Figure contents as structured data:
>> start

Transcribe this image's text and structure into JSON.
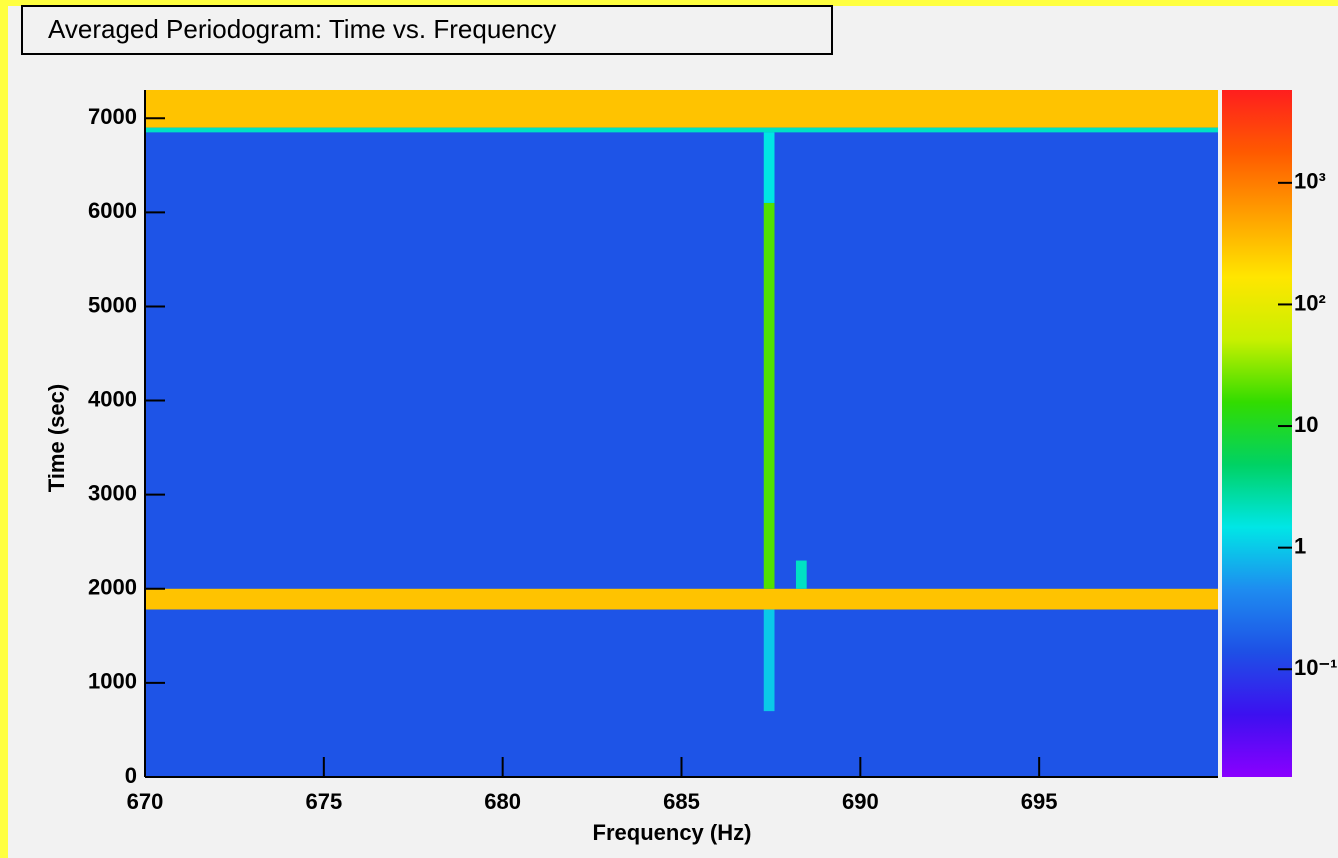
{
  "chart_data": {
    "type": "heatmap",
    "title": "Averaged Periodogram: Time vs. Frequency",
    "x_label": "Frequency (Hz)",
    "y_label": "Time (sec)",
    "xlim": [
      670,
      700
    ],
    "xticks": [
      670,
      675,
      680,
      685,
      690,
      695
    ],
    "ylim": [
      0,
      7300
    ],
    "yticks": [
      0,
      1000,
      2000,
      3000,
      4000,
      5000,
      6000,
      7000
    ],
    "zlim": [
      0.013,
      5800
    ],
    "zlog": true,
    "zticks": [
      {
        "value": 0.1,
        "label": "10⁻¹"
      },
      1,
      10,
      {
        "value": 100,
        "label": "10²"
      },
      {
        "value": 1000,
        "label": "10³"
      }
    ],
    "colormap": [
      "#8a00ff",
      "#3c10f0",
      "#1e50e6",
      "#1e8cf0",
      "#00e6e6",
      "#00d264",
      "#32dc00",
      "#c8f000",
      "#ffe600",
      "#ffa000",
      "#ff5a00",
      "#ff1e1e"
    ],
    "regions": [
      {
        "x": [
          670,
          700
        ],
        "y": [
          0,
          7300
        ],
        "z": 0.15
      },
      {
        "x": [
          670,
          700
        ],
        "y": [
          6900,
          7300
        ],
        "z": 300
      },
      {
        "x": [
          670,
          700
        ],
        "y": [
          6850,
          6900
        ],
        "z": 2
      },
      {
        "x": [
          670,
          700
        ],
        "y": [
          1780,
          2000
        ],
        "z": 300
      },
      {
        "x": [
          687.3,
          687.6
        ],
        "y": [
          2000,
          6100
        ],
        "z": 20
      },
      {
        "x": [
          687.3,
          687.6
        ],
        "y": [
          6100,
          6850
        ],
        "z": 1.5
      },
      {
        "x": [
          687.3,
          687.6
        ],
        "y": [
          700,
          1780
        ],
        "z": 1
      },
      {
        "x": [
          688.2,
          688.5
        ],
        "y": [
          2000,
          2300
        ],
        "z": 2
      }
    ]
  }
}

>> end

§ Directions
Write every entry out again exactly, dropping the pictures.

§ Complete output
Transcribe this image's text and structure into JSON.
{
  "chart_data": {
    "type": "heatmap",
    "title": "Averaged Periodogram: Time vs. Frequency",
    "x_label": "Frequency (Hz)",
    "y_label": "Time (sec)",
    "xlim": [
      670,
      700
    ],
    "xticks": [
      670,
      675,
      680,
      685,
      690,
      695
    ],
    "ylim": [
      0,
      7300
    ],
    "yticks": [
      0,
      1000,
      2000,
      3000,
      4000,
      5000,
      6000,
      7000
    ],
    "zlim": [
      0.013,
      5800
    ],
    "zlog": true,
    "zticks": [
      {
        "value": 0.1,
        "label": "10⁻¹"
      },
      1,
      10,
      {
        "value": 100,
        "label": "10²"
      },
      {
        "value": 1000,
        "label": "10³"
      }
    ],
    "colormap": [
      "#8a00ff",
      "#3c10f0",
      "#1e50e6",
      "#1e8cf0",
      "#00e6e6",
      "#00d264",
      "#32dc00",
      "#c8f000",
      "#ffe600",
      "#ffa000",
      "#ff5a00",
      "#ff1e1e"
    ],
    "regions": [
      {
        "x": [
          670,
          700
        ],
        "y": [
          0,
          7300
        ],
        "z": 0.15
      },
      {
        "x": [
          670,
          700
        ],
        "y": [
          6900,
          7300
        ],
        "z": 300
      },
      {
        "x": [
          670,
          700
        ],
        "y": [
          6850,
          6900
        ],
        "z": 2
      },
      {
        "x": [
          670,
          700
        ],
        "y": [
          1780,
          2000
        ],
        "z": 300
      },
      {
        "x": [
          687.3,
          687.6
        ],
        "y": [
          2000,
          6100
        ],
        "z": 20
      },
      {
        "x": [
          687.3,
          687.6
        ],
        "y": [
          6100,
          6850
        ],
        "z": 1.5
      },
      {
        "x": [
          687.3,
          687.6
        ],
        "y": [
          700,
          1780
        ],
        "z": 1
      },
      {
        "x": [
          688.2,
          688.5
        ],
        "y": [
          2000,
          2300
        ],
        "z": 2
      }
    ]
  }
}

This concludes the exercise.